[Recorded data]
+++

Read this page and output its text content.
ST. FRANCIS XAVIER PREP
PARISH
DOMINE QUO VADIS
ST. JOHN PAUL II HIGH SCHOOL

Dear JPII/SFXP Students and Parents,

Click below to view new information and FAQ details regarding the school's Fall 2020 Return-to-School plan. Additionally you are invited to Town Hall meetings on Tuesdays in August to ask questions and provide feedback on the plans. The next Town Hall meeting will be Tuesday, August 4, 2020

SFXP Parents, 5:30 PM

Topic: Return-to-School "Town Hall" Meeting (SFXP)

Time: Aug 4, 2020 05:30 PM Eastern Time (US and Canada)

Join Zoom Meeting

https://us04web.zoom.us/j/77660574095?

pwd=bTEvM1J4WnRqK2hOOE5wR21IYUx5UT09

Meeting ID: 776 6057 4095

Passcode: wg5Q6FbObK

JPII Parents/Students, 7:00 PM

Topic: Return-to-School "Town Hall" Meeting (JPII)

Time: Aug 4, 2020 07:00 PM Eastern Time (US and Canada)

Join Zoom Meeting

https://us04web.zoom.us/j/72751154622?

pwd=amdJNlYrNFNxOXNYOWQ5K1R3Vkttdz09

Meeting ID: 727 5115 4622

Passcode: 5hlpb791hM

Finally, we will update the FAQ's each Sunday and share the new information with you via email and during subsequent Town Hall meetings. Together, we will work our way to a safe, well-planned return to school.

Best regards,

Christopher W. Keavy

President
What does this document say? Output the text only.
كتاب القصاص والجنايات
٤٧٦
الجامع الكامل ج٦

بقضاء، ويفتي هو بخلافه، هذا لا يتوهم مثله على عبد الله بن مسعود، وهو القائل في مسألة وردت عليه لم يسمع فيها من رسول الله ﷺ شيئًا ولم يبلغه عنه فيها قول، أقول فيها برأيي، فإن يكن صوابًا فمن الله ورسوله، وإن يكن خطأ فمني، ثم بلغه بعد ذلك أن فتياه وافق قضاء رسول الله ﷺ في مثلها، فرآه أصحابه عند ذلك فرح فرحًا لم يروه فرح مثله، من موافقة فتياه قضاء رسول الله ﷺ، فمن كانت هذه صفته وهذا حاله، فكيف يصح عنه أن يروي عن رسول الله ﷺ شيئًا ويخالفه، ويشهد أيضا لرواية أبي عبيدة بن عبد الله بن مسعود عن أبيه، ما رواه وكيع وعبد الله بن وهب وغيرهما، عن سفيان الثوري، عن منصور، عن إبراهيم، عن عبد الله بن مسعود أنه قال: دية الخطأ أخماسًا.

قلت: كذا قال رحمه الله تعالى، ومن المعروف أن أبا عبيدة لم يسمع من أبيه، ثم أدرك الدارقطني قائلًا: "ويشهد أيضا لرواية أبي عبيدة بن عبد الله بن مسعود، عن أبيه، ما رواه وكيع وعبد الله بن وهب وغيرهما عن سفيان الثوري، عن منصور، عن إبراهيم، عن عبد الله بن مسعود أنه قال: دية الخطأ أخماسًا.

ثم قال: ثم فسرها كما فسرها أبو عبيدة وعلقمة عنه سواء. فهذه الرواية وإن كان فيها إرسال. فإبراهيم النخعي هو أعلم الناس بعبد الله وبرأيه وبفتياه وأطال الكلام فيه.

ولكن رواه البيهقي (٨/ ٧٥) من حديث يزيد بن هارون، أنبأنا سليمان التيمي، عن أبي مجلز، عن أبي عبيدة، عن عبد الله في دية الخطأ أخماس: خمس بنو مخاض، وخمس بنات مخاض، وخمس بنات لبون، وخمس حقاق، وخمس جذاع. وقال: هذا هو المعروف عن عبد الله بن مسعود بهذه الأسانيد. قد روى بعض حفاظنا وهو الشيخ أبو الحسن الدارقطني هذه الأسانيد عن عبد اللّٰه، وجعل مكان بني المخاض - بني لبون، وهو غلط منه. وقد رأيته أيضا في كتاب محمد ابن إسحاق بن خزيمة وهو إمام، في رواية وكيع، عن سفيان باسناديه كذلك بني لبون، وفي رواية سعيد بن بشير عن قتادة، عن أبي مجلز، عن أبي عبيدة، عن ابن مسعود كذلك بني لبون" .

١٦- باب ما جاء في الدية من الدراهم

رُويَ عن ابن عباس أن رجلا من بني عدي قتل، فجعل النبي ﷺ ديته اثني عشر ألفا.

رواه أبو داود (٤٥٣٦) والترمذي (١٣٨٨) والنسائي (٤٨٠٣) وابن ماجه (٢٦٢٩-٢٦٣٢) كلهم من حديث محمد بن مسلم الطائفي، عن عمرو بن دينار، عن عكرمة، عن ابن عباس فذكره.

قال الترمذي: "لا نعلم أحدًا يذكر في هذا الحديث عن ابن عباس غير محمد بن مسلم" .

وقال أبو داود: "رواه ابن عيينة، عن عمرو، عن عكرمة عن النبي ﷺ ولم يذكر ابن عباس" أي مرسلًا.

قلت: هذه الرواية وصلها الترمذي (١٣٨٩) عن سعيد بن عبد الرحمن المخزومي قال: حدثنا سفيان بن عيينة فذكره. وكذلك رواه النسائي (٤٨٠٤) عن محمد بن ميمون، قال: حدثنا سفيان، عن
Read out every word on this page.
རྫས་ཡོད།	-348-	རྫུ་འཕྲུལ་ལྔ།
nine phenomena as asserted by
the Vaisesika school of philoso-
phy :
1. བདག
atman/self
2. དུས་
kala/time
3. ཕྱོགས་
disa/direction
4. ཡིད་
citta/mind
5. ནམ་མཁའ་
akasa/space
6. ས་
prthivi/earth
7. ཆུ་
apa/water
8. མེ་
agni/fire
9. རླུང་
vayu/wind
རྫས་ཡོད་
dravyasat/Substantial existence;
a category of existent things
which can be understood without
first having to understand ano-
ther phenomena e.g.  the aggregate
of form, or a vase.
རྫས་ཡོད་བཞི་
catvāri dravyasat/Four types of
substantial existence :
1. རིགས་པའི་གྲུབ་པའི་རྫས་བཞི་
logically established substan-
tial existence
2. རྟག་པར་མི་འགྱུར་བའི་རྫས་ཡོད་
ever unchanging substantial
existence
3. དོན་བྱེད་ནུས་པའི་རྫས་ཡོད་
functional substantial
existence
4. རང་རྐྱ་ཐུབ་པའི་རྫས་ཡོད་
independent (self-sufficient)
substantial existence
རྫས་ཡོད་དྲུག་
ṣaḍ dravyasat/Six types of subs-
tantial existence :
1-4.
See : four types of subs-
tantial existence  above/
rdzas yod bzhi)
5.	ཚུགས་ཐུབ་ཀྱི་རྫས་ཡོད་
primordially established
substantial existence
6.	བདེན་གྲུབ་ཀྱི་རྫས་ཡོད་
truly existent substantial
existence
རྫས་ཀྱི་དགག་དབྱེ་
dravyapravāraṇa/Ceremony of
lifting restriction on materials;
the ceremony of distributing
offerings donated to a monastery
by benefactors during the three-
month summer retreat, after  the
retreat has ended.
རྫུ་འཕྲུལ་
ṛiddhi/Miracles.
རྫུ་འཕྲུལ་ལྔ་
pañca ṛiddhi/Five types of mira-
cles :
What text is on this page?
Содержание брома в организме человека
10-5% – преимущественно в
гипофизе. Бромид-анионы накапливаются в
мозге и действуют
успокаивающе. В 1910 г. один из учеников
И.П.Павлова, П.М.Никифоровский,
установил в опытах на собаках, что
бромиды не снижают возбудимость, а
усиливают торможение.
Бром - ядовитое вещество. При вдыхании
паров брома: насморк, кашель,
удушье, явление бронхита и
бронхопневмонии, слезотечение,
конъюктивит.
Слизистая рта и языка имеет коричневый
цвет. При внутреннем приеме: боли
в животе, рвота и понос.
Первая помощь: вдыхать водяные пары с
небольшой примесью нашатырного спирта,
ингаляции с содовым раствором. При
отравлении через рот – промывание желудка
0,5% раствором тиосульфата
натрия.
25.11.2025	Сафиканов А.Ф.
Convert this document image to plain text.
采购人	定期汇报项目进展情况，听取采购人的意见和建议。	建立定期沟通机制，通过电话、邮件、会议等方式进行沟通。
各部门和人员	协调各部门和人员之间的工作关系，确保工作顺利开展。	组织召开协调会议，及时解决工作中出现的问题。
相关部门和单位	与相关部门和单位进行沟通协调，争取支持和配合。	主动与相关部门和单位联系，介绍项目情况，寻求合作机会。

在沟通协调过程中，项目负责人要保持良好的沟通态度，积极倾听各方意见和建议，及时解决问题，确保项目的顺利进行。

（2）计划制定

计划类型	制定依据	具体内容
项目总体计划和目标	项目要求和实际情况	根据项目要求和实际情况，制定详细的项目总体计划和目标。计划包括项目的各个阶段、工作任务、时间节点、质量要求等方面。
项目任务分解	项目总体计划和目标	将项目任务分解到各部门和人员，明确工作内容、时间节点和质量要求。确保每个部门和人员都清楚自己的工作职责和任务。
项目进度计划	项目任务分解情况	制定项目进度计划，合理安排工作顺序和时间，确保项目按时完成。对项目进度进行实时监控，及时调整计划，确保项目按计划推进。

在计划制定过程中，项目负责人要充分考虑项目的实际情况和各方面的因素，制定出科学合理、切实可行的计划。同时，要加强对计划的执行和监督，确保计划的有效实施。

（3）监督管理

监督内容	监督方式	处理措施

+++

▸ YOUR OBJECTIVE:
Gather up the lines containing the word "Read" from these records and copy them.

▸ COMPLETED EXERCISE:
Read this page and output its text content.
Read out every word on this page.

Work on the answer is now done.